**Problem 1:**
In the Doomsday Clock review, who follows Dr. Manhattan into the universe of the DC heroes?
**Problem 2:**
Carry on writing the Doomsday Clock review, picking up after its final sentence.

**Text section:**
2023年1月21日 星期六

"Doomsday Clock" by Geoff Johns, Gary Frank and Brad Anderson (2017-2019)


You've read Watchmen, right?  I'm assuming everyone has.  If you haven't read Alan Moore and Dave Gibbon's original series you're either very young or not that interested in comics.  I'm assuming I can skip over Watchmen for the moment.  If you haven't read it you really should, and if you're pressed for time you can always watch the movie.

After the events of Watchmen Dr. Manhattan leaves his universe behind and enters the universe populated by the DC heroes we know and (sometimes) love.  Once there he starts manipulating past events for unknown reasons.  Ozymandias, his friend and sometime nemesis, follows him to the same universe, and of course Ozymandias always has a plan, and of course this plan involves the fate of mankind.

What follows after that point is really too convoluted for me to describe, and even after Dr. Manhattan and Ozymandias explain their individual plans at the end of the series I was left scratching my head, wondering if it all made sense.  I'm still not sure if it does.  Parts of these plans seemed very arbitrary.

**Extracted entries:**
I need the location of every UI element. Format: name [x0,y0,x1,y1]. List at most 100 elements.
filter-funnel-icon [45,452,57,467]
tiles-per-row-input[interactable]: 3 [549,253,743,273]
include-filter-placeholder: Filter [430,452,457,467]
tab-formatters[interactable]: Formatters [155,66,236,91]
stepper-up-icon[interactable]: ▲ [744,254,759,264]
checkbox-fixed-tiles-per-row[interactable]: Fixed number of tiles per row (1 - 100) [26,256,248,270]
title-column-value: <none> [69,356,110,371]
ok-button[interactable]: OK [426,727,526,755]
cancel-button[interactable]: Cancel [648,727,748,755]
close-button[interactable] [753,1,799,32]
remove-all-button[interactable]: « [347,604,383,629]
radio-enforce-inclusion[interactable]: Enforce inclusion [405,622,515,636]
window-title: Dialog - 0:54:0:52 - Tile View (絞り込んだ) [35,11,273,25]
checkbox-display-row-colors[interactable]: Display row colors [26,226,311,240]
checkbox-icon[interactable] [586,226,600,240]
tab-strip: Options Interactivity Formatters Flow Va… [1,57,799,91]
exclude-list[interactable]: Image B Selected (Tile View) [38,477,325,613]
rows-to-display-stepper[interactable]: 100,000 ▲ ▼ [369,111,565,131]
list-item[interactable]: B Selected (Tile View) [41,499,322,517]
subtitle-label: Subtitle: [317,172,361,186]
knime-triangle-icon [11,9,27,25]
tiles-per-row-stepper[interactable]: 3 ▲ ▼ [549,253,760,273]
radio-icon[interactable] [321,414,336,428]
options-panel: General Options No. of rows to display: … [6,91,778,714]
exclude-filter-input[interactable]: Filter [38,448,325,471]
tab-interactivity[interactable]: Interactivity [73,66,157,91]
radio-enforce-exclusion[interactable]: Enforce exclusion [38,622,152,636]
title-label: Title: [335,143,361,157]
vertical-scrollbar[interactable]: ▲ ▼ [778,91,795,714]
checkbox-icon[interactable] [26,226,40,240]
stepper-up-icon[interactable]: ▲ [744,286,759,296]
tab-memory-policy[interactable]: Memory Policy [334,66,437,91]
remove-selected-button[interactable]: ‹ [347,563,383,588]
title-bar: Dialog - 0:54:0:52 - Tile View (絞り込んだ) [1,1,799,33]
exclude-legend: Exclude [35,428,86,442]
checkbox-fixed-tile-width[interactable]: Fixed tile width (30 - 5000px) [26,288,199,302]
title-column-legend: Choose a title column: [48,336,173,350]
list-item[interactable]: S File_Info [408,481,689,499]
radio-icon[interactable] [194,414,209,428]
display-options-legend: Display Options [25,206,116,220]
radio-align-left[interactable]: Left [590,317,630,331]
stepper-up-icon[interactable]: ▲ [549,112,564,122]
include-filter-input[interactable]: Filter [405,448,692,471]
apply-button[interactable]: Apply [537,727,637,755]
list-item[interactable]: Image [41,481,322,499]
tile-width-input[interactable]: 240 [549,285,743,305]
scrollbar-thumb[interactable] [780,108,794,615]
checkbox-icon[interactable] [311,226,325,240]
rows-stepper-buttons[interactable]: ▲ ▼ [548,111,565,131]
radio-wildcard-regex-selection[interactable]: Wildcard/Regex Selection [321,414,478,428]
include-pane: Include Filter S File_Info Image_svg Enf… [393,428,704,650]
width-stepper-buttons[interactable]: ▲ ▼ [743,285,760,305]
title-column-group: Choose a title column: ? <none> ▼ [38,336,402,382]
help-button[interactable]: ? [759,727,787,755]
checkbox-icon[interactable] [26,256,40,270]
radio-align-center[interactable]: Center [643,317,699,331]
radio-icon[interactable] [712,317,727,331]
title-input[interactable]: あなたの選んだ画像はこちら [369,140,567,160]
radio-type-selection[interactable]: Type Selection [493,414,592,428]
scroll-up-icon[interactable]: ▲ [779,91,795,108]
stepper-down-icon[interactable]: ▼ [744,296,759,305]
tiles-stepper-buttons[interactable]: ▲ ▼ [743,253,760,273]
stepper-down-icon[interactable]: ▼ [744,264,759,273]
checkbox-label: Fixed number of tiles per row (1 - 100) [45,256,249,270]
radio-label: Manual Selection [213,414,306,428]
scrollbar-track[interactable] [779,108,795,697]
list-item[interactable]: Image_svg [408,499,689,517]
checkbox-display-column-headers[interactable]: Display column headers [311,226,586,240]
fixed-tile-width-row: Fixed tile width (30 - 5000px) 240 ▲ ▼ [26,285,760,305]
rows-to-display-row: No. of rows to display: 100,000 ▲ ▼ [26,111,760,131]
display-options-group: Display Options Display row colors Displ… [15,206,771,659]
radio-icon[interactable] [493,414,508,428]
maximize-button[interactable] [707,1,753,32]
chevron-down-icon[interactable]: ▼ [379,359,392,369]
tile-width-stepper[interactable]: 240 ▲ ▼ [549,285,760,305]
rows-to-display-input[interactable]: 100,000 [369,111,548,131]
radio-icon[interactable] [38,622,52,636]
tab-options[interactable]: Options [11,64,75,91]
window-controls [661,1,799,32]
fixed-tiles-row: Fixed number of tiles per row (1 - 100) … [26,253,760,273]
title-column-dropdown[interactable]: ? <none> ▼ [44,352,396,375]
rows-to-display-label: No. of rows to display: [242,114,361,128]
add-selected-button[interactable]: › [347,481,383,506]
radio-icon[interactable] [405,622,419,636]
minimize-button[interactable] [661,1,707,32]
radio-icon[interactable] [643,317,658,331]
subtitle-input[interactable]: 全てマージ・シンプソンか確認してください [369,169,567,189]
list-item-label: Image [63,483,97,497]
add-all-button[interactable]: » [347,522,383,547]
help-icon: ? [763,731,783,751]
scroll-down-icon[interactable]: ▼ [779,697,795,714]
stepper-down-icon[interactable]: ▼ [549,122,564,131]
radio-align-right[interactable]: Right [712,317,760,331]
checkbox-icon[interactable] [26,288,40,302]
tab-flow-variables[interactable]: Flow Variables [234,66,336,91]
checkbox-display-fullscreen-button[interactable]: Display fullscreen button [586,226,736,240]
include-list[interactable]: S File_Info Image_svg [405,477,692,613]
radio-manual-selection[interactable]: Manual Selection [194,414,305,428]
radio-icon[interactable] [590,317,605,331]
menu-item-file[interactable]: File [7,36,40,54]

**Task output 1:**
Ozymandias, his friend and sometime nemesis, follows him there.

**Task output 2:**
The real question is whether Doomsday Clock is as good as Watchman.  To this question I can only answer no, not in the slightest.  Geoff Johns is a good writer, but he can't hold a candle to Alan Moore in his prime.  Gary Frank is also a good artist, but he seems to ape what Dave Gibbons did a little too closely, distilling Gibbon's approach to art into a nine panel layout that continually reminds you of how much better Gibbons was at telling a story through images.

Is Doomsday Clock terrible?  No, I don't think so, but as DC crossover events go it's still not as good as other series such as Crisis On Infinite Earths, Infinite Crisis or even Justice League One Million.  If forced to qualify Doomsday Clock I would say that it's just OK.  Not great, not that good, just OK.

And at the end of the day did we really need the Watchmen characters in the same story as Superman and Batman?  I don't think we did.  Leaving them alone would have made them more special, while incorporating them into something like Doomsday Clock goes a long way toward diminishing their importance.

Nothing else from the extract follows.